Output the material below in its entirety, exactly as given.

__Provided data__:
■ ■ ■ ■ ■ ■ ■
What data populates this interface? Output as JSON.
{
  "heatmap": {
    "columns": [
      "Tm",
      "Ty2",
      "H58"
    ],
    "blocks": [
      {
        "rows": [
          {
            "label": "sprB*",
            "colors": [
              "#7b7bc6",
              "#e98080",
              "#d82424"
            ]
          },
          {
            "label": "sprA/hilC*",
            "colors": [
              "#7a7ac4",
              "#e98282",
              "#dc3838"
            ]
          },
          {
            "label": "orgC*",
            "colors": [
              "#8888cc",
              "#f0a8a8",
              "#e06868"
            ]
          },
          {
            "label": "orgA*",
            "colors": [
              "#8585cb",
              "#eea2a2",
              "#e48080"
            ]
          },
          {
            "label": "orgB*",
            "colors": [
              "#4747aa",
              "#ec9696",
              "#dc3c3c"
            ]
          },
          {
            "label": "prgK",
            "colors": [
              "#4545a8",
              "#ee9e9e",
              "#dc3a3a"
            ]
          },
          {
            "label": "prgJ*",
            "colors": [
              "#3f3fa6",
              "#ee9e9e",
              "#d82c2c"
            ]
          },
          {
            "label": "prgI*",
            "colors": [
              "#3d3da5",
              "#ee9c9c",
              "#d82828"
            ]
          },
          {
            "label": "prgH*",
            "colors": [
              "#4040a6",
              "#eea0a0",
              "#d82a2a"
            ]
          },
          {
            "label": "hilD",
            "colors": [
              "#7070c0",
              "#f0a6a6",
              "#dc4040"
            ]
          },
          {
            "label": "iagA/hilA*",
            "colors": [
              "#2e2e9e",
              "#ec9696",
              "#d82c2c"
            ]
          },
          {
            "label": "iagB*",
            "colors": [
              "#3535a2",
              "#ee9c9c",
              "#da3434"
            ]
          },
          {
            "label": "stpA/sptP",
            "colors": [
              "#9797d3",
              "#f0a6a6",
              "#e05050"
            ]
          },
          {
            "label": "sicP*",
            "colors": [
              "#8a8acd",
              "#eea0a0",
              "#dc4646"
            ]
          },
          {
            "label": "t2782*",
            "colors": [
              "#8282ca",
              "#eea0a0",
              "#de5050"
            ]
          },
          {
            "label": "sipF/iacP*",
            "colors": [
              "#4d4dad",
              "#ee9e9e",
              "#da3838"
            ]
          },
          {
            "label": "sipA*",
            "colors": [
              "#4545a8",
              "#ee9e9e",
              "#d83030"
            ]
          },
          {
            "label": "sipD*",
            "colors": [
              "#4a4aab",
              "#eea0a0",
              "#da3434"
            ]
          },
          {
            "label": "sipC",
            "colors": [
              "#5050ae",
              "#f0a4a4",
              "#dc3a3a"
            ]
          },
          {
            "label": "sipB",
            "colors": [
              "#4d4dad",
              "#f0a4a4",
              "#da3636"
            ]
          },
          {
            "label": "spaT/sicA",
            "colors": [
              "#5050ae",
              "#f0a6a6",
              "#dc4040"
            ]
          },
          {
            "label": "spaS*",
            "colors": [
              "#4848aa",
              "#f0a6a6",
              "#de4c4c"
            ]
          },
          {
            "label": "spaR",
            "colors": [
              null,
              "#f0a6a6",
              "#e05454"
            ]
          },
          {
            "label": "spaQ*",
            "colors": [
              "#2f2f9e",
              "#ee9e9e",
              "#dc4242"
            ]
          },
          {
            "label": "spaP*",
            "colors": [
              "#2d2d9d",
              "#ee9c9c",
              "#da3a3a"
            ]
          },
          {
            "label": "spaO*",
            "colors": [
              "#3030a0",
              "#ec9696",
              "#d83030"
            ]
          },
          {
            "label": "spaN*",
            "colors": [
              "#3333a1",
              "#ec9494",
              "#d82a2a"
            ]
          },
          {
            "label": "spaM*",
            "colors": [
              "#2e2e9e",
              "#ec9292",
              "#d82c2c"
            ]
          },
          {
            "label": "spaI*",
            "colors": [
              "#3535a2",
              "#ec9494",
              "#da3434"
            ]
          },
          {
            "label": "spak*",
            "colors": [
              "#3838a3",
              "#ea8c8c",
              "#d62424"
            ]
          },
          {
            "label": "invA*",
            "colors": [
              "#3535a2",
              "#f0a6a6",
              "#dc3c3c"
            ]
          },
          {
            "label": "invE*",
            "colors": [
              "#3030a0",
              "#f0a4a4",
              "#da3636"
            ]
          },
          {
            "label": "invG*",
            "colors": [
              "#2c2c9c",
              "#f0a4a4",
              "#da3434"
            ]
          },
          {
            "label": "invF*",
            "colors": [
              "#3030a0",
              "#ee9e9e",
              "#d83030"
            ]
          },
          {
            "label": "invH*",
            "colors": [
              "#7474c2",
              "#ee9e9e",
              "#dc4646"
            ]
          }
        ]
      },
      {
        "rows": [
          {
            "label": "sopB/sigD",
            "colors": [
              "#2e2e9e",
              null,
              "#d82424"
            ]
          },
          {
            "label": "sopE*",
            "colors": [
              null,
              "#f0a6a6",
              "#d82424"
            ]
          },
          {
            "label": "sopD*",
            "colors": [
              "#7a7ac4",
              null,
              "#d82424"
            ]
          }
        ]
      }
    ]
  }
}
■ ■ ■ ■ ■ ■ ■
__Problem solution__:
What data populates this interface? Output as JSON.
{
  "heatmap": {
    "columns": [
      "Tm",
      "Ty2",
      "H58"
    ],
    "blocks": [
      {
        "rows": [
          {
            "label": "sprB*",
            "colors": [
              "#7b7bc6",
              "#e98080",
              "#d82424"
            ]
          },
          {
            "label": "sprA/hilC*",
            "colors": [
              "#7a7ac4",
              "#e98282",
              "#dc3838"
            ]
          },
          {
            "label": "orgC*",
            "colors": [
              "#8888cc",
              "#f0a8a8",
              "#e06868"
            ]
          },
          {
            "label": "orgA*",
            "colors": [
              "#8585cb",
              "#eea2a2",
              "#e48080"
            ]
          },
          {
            "label": "orgB*",
            "colors": [
              "#4747aa",
              "#ec9696",
              "#dc3c3c"
            ]
          },
          {
            "label": "prgK",
            "colors": [
              "#4545a8",
              "#ee9e9e",
              "#dc3a3a"
            ]
          },
          {
            "label": "prgJ*",
            "colors": [
              "#3f3fa6",
              "#ee9e9e",
              "#d82c2c"
            ]
          },
          {
            "label": "prgI*",
            "colors": [
              "#3d3da5",
              "#ee9c9c",
              "#d82828"
            ]
          },
          {
            "label": "prgH*",
            "colors": [
              "#4040a6",
              "#eea0a0",
              "#d82a2a"
            ]
          },
          {
            "label": "hilD",
            "colors": [
              "#7070c0",
              "#f0a6a6",
              "#dc4040"
            ]
          },
          {
            "label": "iagA/hilA*",
            "colors": [
              "#2e2e9e",
              "#ec9696",
              "#d82c2c"
            ]
          },
          {
            "label": "iagB*",
            "colors": [
              "#3535a2",
              "#ee9c9c",
              "#da3434"
            ]
          },
          {
            "label": "stpA/sptP",
            "colors": [
              "#9797d3",
              "#f0a6a6",
              "#e05050"
            ]
          },
          {
            "label": "sicP*",
            "colors": [
              "#8a8acd",
              "#eea0a0",
              "#dc4646"
            ]
          },
          {
            "label": "t2782*",
            "colors": [
              "#8282ca",
              "#eea0a0",
              "#de5050"
            ]
          },
          {
            "label": "sipF/iacP*",
            "colors": [
              "#4d4dad",
              "#ee9e9e",
              "#da3838"
            ]
          },
          {
            "label": "sipA*",
            "colors": [
              "#4545a8",
              "#ee9e9e",
              "#d83030"
            ]
          },
          {
            "label": "sipD*",
            "colors": [
              "#4a4aab",
              "#eea0a0",
              "#da3434"
            ]
          },
          {
            "label": "sipC",
            "colors": [
              "#5050ae",
              "#f0a4a4",
              "#dc3a3a"
            ]
          },
          {
            "label": "sipB",
            "colors": [
              "#4d4dad",
              "#f0a4a4",
              "#da3636"
            ]
          },
          {
            "label": "spaT/sicA",
            "colors": [
              "#5050ae",
              "#f0a6a6",
              "#dc4040"
            ]
          },
          {
            "label": "spaS*",
            "colors": [
              "#4848aa",
              "#f0a6a6",
              "#de4c4c"
            ]
          },
          {
            "label": "spaR",
            "colors": [
              null,
              "#f0a6a6",
              "#e05454"
            ]
          },
          {
            "label": "spaQ*",
            "colors": [
              "#2f2f9e",
              "#ee9e9e",
              "#dc4242"
            ]
          },
          {
            "label": "spaP*",
            "colors": [
              "#2d2d9d",
              "#ee9c9c",
              "#da3a3a"
            ]
          },
          {
            "label": "spaO*",
            "colors": [
              "#3030a0",
              "#ec9696",
              "#d83030"
            ]
          },
          {
            "label": "spaN*",
            "colors": [
              "#3333a1",
              "#ec9494",
              "#d82a2a"
            ]
          },
          {
            "label": "spaM*",
            "colors": [
              "#2e2e9e",
              "#ec9292",
              "#d82c2c"
            ]
          },
          {
            "label": "spaI*",
            "colors": [
              "#3535a2",
              "#ec9494",
              "#da3434"
            ]
          },
          {
            "label": "spak*",
            "colors": [
              "#3838a3",
              "#ea8c8c",
              "#d62424"
            ]
          },
          {
            "label": "invA*",
            "colors": [
              "#3535a2",
              "#f0a6a6",
              "#dc3c3c"
            ]
          },
          {
            "label": "invE*",
            "colors": [
              "#3030a0",
              "#f0a4a4",
              "#da3636"
            ]
          },
          {
            "label": "invG*",
            "colors": [
              "#2c2c9c",
              "#f0a4a4",
              "#da3434"
            ]
          },
          {
            "label": "invF*",
            "colors": [
              "#3030a0",
              "#ee9e9e",
              "#d83030"
            ]
          },
          {
            "label": "invH*",
            "colors": [
              "#7474c2",
              "#ee9e9e",
              "#dc4646"
            ]
          }
        ]
      },
      {
        "rows": [
          {
            "label": "sopB/sigD",
            "colors": [
              "#2e2e9e",
              null,
              "#d82424"
            ]
          },
          {
            "label": "sopE*",
            "colors": [
              null,
              "#f0a6a6",
              "#d82424"
            ]
          },
          {
            "label": "sopD*",
            "colors": [
              "#7a7ac4",
              null,
              "#d82424"
            ]
          }
        ]
      }
    ]
  }
}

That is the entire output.